▶ Task goal
What number of lines in the material contain the word "七天质押式回购利率"? Give that number alone.

--- BEGIN Record set ---

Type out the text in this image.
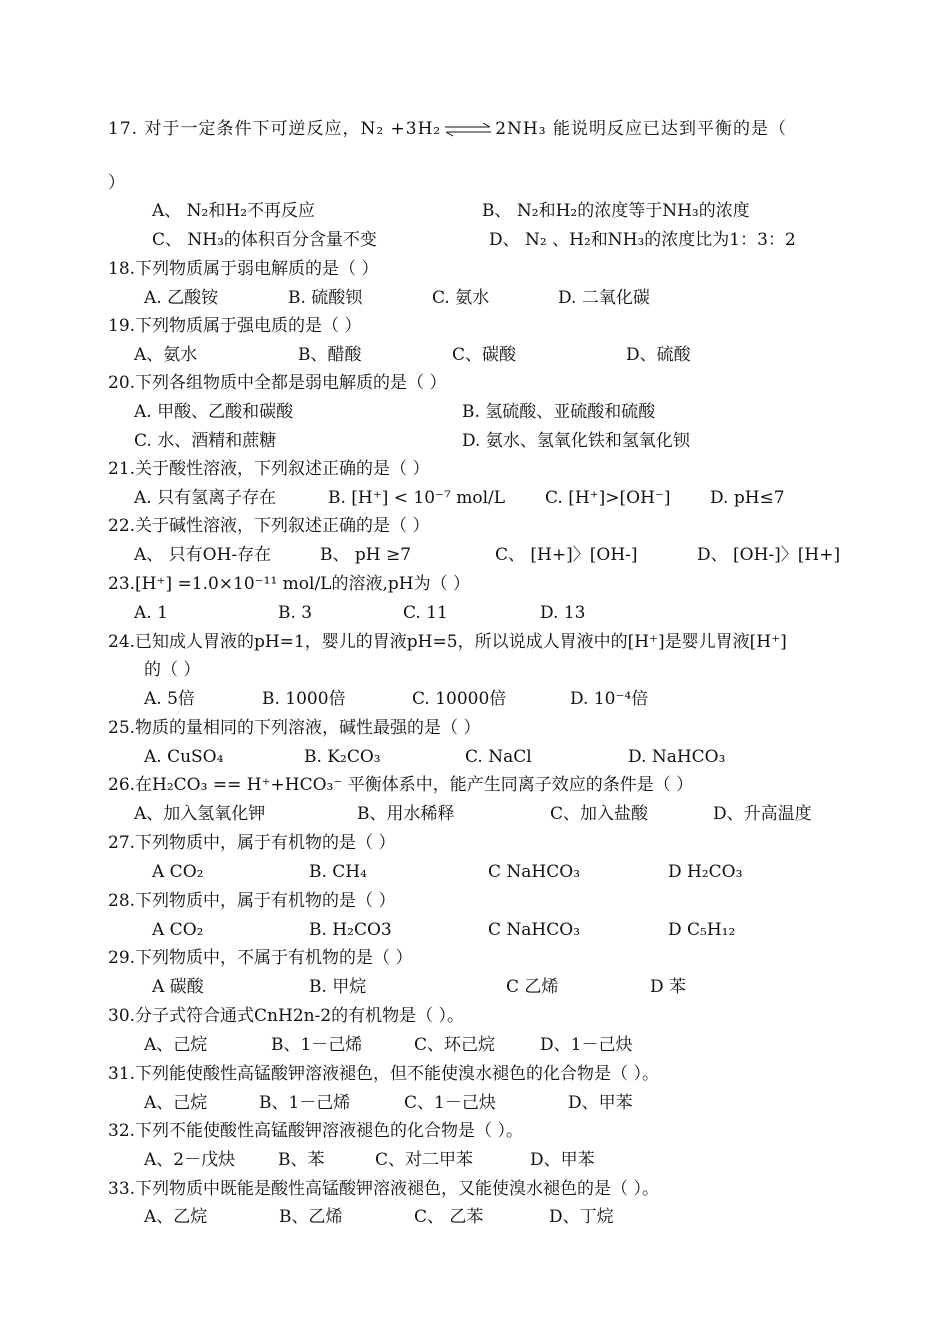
17. 对于一定条件下可逆反应，N₂ +3H₂ ⇌ 2NH₃ 能说明反应已达到平衡的是（
）
A、 N₂和H₂不再反应	B、 N₂和H₂的浓度等于NH₃的浓度
C、 NH₃的体积百分含量不变	D、 N₂ 、H₂和NH₃的浓度比为1：3：2
18.下列物质属于弱电解质的是（ ）
A. 乙酸铵	B. 硫酸钡	C. 氨水	D. 二氧化碳
19.下列物质属于强电质的是（ ）
A、氨水	B、醋酸	C、碳酸	D、硫酸
20.下列各组物质中全都是弱电解质的是（ ）
A. 甲酸、乙酸和碳酸	B. 氢硫酸、亚硫酸和硫酸
C. 水、酒精和蔗糖	D. 氨水、氢氧化铁和氢氧化钡
21.关于酸性溶液，下列叙述正确的是（ ）
A. 只有氢离子存在	B. [H⁺] < 10⁻⁷ mol/L C. [H⁺]>[OH⁻] D. pH≤7
22.关于碱性溶液，下列叙述正确的是（ ）
A、 只有OH-存在	B、 pH ≥7	C、 [H+]〉[OH-]	D、 [OH-]〉[H+]
23.[H⁺] =1.0×10⁻¹¹ mol/L的溶液,pH为（ ）
A. 1	B. 3	C. 11	D. 13
24.已知成人胃液的pH=1，婴儿的胃液pH=5，所以说成人胃液中的[H⁺]是婴儿胃液[H⁺]
的（ ）
A. 5倍	B. 1000倍	C. 10000倍	D. 10⁻⁴倍
25.物质的量相同的下列溶液，碱性最强的是（ ）
A. CuSO₄	B. K₂CO₃	C. NaCl	D. NaHCO₃
26.在H₂CO₃ == H⁺+HCO₃⁻ 平衡体系中，能产生同离子效应的条件是（ ）
A、加入氢氧化钾	B、用水稀释	C、加入盐酸	D、升高温度
27.下列物质中，属于有机物的是（ ）
A CO₂	B. CH₄	C NaHCO₃	D H₂CO₃
28.下列物质中，属于有机物的是（ ）
A CO₂	B. H₂CO3	C NaHCO₃	D C₅H₁₂
29.下列物质中，不属于有机物的是（ ）
A 碳酸	B. 甲烷	C 乙烯	D 苯
30.分子式符合通式CnH2n-2的有机物是（ ）。
A、己烷	B、1－己烯	C、环己烷	D、1－己炔
31.下列能使酸性高锰酸钾溶液褪色，但不能使溴水褪色的化合物是（ ）。
A、己烷	B、1－己烯	C、1－己炔	D、甲苯
32.下列不能使酸性高锰酸钾溶液褪色的化合物是（ ）。
A、2－戊炔	B、苯	C、对二甲苯	D、甲苯
33.下列物质中既能是酸性高锰酸钾溶液褪色，又能使溴水褪色的是（ ）。
A、乙烷	B、乙烯	C、 乙苯	D、丁烷
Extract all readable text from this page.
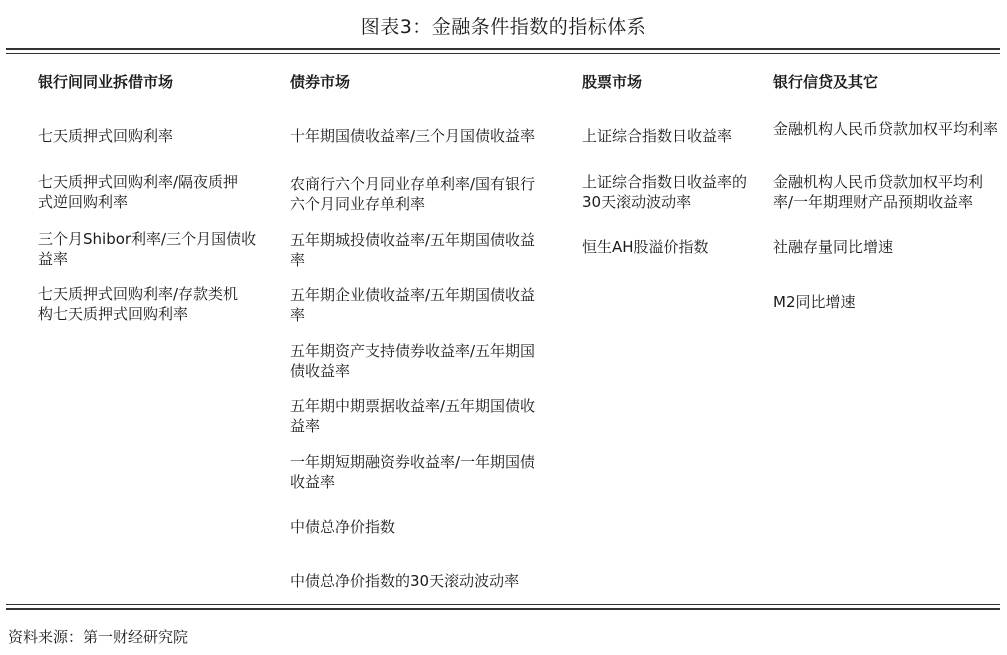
图表3：金融条件指数的指标体系
银行间同业拆借市场
七天质押式回购利率
七天质押式回购利率/隔夜质押式逆回购利率
三个月Shibor利率/三个月国债收益率
七天质押式回购利率/存款类机构七天质押式回购利率
债券市场
十年期国债收益率/三个月国债收益率
农商行六个月同业存单利率/国有银行六个月同业存单利率
五年期城投债收益率/五年期国债收益率
五年期企业债收益率/五年期国债收益率
五年期资产支持债券收益率/五年期国债收益率
五年期中期票据收益率/五年期国债收益率
一年期短期融资券收益率/一年期国债收益率
中债总净价指数
中债总净价指数的30天滚动波动率
股票市场
上证综合指数日收益率
上证综合指数日收益率的30天滚动波动率
恒生AH股溢价指数
银行信贷及其它
金融机构人民币贷款加权平均利率
金融机构人民币贷款加权平均利率/一年期理财产品预期收益率
社融存量同比增速
M2同比增速
资料来源：第一财经研究院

--- END Record set ---

▶ Response to this exercise
3